Using the records below, locate all lines containing "structured" and return them.

Some records
**********

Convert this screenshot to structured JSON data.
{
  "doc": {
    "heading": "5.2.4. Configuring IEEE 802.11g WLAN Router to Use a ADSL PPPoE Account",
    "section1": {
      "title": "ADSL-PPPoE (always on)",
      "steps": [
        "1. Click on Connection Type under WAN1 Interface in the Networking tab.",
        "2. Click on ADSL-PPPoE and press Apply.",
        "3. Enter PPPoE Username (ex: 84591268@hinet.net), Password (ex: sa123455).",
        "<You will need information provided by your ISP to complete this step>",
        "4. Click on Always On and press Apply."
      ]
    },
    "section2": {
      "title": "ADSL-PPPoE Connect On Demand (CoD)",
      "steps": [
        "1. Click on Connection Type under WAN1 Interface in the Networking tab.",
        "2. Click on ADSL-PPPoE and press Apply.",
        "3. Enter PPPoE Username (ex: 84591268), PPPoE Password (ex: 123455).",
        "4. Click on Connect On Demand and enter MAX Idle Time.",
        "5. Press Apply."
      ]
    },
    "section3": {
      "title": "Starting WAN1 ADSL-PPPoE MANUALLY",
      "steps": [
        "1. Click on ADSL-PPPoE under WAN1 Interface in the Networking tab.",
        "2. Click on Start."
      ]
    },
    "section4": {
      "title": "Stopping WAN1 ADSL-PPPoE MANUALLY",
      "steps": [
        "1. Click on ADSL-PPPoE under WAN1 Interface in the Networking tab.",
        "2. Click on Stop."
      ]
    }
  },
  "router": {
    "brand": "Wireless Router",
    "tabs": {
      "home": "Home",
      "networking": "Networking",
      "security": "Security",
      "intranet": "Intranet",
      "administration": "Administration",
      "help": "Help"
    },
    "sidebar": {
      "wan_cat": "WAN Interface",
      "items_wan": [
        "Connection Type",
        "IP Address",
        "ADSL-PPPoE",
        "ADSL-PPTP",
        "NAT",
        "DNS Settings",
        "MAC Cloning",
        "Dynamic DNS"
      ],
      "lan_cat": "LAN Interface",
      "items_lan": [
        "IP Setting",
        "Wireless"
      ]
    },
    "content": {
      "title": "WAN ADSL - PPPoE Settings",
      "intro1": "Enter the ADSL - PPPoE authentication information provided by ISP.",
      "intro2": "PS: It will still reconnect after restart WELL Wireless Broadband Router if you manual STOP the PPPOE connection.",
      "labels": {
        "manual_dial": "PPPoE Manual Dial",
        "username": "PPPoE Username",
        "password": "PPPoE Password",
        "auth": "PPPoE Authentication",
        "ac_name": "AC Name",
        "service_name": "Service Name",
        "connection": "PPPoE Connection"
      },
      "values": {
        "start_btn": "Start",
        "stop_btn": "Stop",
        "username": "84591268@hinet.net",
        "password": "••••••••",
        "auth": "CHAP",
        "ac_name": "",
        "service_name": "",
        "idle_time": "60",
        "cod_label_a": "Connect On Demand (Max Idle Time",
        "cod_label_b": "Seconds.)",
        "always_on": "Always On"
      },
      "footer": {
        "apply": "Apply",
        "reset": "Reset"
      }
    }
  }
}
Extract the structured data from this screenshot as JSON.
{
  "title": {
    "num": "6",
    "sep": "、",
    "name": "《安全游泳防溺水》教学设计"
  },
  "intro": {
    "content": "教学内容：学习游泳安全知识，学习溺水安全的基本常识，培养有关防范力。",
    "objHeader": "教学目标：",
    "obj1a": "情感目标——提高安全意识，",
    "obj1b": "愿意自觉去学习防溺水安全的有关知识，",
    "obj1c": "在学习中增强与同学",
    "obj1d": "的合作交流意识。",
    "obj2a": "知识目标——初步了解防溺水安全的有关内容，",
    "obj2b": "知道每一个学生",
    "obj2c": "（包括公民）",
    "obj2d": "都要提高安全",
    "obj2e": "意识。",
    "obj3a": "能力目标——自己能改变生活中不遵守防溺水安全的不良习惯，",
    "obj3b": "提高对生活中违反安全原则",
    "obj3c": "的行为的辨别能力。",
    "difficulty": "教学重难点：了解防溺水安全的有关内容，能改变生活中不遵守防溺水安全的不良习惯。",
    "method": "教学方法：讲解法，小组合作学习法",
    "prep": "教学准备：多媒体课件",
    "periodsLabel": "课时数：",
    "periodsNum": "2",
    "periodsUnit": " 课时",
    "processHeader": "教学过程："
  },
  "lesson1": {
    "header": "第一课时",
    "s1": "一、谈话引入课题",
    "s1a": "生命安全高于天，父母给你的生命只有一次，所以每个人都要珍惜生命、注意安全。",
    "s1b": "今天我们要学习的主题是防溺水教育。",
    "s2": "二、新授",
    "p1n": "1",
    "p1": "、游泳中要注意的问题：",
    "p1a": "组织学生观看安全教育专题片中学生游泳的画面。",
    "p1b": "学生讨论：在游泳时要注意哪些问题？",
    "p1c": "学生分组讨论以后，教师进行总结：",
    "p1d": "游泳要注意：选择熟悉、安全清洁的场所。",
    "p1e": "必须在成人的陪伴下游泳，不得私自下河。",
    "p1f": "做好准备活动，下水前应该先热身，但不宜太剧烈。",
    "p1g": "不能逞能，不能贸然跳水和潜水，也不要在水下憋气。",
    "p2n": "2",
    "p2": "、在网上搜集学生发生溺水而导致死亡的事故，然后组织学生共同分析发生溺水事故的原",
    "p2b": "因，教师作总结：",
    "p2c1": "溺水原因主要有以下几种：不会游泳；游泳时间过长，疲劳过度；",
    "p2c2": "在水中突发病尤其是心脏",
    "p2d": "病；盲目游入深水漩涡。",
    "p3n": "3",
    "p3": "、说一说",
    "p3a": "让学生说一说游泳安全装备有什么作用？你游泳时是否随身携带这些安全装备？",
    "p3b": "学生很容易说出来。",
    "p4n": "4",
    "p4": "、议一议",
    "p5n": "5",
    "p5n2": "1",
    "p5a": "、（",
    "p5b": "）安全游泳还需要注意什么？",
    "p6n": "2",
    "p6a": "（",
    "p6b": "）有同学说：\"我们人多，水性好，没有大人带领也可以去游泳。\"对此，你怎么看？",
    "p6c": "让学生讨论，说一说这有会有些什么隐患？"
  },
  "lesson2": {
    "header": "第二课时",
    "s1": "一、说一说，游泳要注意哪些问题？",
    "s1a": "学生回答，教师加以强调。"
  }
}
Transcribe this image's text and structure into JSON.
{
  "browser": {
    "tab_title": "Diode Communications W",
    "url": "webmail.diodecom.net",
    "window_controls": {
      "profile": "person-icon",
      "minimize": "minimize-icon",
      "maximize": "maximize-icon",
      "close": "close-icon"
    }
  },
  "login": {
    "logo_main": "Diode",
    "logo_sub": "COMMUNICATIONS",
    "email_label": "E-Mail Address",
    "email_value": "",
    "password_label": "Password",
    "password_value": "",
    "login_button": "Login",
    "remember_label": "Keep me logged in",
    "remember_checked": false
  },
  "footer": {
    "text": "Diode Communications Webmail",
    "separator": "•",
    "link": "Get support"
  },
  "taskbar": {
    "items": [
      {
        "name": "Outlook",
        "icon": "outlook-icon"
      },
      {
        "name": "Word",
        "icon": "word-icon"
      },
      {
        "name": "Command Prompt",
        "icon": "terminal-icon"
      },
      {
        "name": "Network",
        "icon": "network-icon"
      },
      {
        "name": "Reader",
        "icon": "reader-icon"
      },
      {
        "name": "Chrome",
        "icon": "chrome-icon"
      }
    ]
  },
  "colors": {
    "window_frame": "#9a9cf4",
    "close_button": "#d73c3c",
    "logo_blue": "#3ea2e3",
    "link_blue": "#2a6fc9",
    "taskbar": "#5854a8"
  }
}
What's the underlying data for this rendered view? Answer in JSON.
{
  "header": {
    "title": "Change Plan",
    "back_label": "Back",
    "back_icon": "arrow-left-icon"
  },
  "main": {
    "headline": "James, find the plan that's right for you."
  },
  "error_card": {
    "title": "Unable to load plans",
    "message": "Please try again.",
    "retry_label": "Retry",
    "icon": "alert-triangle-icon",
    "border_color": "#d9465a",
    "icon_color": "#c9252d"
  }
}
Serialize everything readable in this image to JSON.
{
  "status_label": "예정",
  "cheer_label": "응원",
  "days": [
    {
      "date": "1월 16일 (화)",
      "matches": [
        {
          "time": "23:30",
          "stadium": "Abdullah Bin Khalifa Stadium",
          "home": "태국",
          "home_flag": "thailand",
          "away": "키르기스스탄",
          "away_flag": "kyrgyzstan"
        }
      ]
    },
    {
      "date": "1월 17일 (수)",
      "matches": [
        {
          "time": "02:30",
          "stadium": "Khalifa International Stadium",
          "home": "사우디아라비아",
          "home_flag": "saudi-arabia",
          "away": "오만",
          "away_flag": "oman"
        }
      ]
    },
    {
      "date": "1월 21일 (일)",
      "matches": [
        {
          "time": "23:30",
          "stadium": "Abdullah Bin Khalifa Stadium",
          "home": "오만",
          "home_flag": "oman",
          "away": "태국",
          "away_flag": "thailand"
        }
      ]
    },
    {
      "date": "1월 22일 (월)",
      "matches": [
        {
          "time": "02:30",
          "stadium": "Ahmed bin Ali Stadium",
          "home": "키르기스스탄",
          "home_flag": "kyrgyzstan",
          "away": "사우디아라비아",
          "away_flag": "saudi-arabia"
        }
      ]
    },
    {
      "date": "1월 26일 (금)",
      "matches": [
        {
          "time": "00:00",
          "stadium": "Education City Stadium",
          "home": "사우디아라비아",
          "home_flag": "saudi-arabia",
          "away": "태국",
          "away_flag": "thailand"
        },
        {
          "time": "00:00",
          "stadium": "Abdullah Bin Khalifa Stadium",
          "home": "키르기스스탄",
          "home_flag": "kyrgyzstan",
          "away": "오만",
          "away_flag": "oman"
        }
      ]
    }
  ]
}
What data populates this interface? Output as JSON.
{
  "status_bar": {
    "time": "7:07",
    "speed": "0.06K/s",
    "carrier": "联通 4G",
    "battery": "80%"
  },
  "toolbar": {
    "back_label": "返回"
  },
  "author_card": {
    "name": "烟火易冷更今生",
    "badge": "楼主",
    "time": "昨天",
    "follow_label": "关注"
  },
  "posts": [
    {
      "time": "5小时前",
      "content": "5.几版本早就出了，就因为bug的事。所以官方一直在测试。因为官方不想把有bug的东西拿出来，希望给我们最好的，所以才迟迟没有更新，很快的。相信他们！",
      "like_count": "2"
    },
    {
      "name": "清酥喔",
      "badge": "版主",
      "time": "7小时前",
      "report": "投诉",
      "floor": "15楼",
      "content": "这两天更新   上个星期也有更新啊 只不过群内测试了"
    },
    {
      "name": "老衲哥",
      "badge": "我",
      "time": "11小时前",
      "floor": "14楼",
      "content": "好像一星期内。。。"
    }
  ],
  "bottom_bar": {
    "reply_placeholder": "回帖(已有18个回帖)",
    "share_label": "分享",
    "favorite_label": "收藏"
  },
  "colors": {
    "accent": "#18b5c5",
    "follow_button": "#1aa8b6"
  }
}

**********

**Answer for the task:**
Convert this screenshot to structured JSON data.
Extract the structured data from this screenshot as JSON.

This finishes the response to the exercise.